● Task details: Copy out the complete listing, word for word.

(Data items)
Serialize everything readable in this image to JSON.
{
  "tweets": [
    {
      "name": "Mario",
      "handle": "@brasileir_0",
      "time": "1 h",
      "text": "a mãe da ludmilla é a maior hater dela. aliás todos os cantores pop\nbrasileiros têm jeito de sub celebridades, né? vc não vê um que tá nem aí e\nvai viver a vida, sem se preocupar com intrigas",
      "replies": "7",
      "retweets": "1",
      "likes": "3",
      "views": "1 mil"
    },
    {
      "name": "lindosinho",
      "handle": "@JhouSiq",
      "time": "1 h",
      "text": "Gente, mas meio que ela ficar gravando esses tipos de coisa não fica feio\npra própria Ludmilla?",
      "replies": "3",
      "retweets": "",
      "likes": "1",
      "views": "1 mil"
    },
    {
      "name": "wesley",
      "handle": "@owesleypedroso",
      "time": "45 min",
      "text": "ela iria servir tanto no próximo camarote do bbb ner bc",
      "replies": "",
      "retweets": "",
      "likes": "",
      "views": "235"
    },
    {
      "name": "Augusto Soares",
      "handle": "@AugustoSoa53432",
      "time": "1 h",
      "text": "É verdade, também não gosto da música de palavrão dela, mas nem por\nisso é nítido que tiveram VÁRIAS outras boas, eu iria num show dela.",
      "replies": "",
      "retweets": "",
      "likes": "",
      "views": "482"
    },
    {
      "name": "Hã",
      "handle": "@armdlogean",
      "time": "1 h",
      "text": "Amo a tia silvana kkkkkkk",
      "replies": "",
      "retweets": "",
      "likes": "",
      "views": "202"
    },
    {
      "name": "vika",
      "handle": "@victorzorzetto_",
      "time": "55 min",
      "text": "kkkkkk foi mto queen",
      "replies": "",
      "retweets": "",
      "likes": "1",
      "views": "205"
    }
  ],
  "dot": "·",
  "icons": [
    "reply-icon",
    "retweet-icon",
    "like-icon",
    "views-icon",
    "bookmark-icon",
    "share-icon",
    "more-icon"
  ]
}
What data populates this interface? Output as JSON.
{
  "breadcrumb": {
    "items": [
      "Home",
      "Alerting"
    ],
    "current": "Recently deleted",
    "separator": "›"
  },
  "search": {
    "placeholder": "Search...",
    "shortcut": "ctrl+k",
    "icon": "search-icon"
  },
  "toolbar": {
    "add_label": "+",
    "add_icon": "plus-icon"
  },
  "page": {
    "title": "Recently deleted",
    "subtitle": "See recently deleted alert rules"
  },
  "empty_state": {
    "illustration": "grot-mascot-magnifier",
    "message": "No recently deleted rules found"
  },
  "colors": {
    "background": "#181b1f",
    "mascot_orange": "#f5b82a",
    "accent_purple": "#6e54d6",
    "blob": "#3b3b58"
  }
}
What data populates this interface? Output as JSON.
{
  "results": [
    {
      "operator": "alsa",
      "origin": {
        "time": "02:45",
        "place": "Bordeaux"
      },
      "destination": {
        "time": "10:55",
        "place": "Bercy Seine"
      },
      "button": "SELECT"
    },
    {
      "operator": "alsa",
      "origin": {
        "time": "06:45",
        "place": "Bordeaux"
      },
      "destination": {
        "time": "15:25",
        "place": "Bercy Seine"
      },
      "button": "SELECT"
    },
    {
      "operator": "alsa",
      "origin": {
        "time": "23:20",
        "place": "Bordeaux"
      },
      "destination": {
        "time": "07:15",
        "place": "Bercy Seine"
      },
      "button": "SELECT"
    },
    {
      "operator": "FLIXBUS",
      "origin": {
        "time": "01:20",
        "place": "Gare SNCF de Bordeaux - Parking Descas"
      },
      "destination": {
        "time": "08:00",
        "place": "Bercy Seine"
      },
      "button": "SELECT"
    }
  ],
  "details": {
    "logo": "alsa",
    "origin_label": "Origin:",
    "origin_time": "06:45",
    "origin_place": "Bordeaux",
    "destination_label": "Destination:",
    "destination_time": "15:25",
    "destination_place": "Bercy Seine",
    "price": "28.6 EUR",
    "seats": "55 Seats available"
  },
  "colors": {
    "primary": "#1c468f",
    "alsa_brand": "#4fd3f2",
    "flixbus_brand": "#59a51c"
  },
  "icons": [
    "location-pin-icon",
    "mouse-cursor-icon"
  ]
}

● Task solution:
Serialize everything readable in this image to JSON.
{
  "tweets": [
    {
      "name": "Mario",
      "handle": "@brasileir_0",
      "time": "1 h",
      "text": "a mãe da ludmilla é a maior hater dela. aliás todos os cantores pop\nbrasileiros têm jeito de sub celebridades, né? vc não vê um que tá nem aí e\nvai viver a vida, sem se preocupar com intrigas",
      "replies": "7",
      "retweets": "1",
      "likes": "3",
      "views": "1 mil"
    },
    {
      "name": "lindosinho",
      "handle": "@JhouSiq",
      "time": "1 h",
      "text": "Gente, mas meio que ela ficar gravando esses tipos de coisa não fica feio\npra própria Ludmilla?",
      "replies": "3",
      "retweets": "",
      "likes": "1",
      "views": "1 mil"
    },
    {
      "name": "wesley",
      "handle": "@owesleypedroso",
      "time": "45 min",
      "text": "ela iria servir tanto no próximo camarote do bbb ner bc",
      "replies": "",
      "retweets": "",
      "likes": "",
      "views": "235"
    },
    {
      "name": "Augusto Soares",
      "handle": "@AugustoSoa53432",
      "time": "1 h",
      "text": "É verdade, também não gosto da música de palavrão dela, mas nem por\nisso é nítido que tiveram VÁRIAS outras boas, eu iria num show dela.",
      "replies": "",
      "retweets": "",
      "likes": "",
      "views": "482"
    },
    {
      "name": "Hã",
      "handle": "@armdlogean",
      "time": "1 h",
      "text": "Amo a tia silvana kkkkkkk",
      "replies": "",
      "retweets": "",
      "likes": "",
      "views": "202"
    },
    {
      "name": "vika",
      "handle": "@victorzorzetto_",
      "time": "55 min",
      "text": "kkkkkk foi mto queen",
      "replies": "",
      "retweets": "",
      "likes": "1",
      "views": "205"
    }
  ],
  "dot": "·",
  "icons": [
    "reply-icon",
    "retweet-icon",
    "like-icon",
    "views-icon",
    "bookmark-icon",
    "share-icon",
    "more-icon"
  ]
}
What data populates this interface? Output as JSON.
{
  "breadcrumb": {
    "items": [
      "Home",
      "Alerting"
    ],
    "current": "Recently deleted",
    "separator": "›"
  },
  "search": {
    "placeholder": "Search...",
    "shortcut": "ctrl+k",
    "icon": "search-icon"
  },
  "toolbar": {
    "add_label": "+",
    "add_icon": "plus-icon"
  },
  "page": {
    "title": "Recently deleted",
    "subtitle": "See recently deleted alert rules"
  },
  "empty_state": {
    "illustration": "grot-mascot-magnifier",
    "message": "No recently deleted rules found"
  },
  "colors": {
    "background": "#181b1f",
    "mascot_orange": "#f5b82a",
    "accent_purple": "#6e54d6",
    "blob": "#3b3b58"
  }
}
What data populates this interface? Output as JSON.
{
  "results": [
    {
      "operator": "alsa",
      "origin": {
        "time": "02:45",
        "place": "Bordeaux"
      },
      "destination": {
        "time": "10:55",
        "place": "Bercy Seine"
      },
      "button": "SELECT"
    },
    {
      "operator": "alsa",
      "origin": {
        "time": "06:45",
        "place": "Bordeaux"
      },
      "destination": {
        "time": "15:25",
        "place": "Bercy Seine"
      },
      "button": "SELECT"
    },
    {
      "operator": "alsa",
      "origin": {
        "time": "23:20",
        "place": "Bordeaux"
      },
      "destination": {
        "time": "07:15",
        "place": "Bercy Seine"
      },
      "button": "SELECT"
    },
    {
      "operator": "FLIXBUS",
      "origin": {
        "time": "01:20",
        "place": "Gare SNCF de Bordeaux - Parking Descas"
      },
      "destination": {
        "time": "08:00",
        "place": "Bercy Seine"
      },
      "button": "SELECT"
    }
  ],
  "details": {
    "logo": "alsa",
    "origin_label": "Origin:",
    "origin_time": "06:45",
    "origin_place": "Bordeaux",
    "destination_label": "Destination:",
    "destination_time": "15:25",
    "destination_place": "Bercy Seine",
    "price": "28.6 EUR",
    "seats": "55 Seats available"
  },
  "colors": {
    "primary": "#1c468f",
    "alsa_brand": "#4fd3f2",
    "flixbus_brand": "#59a51c"
  },
  "icons": [
    "location-pin-icon",
    "mouse-cursor-icon"
  ]
}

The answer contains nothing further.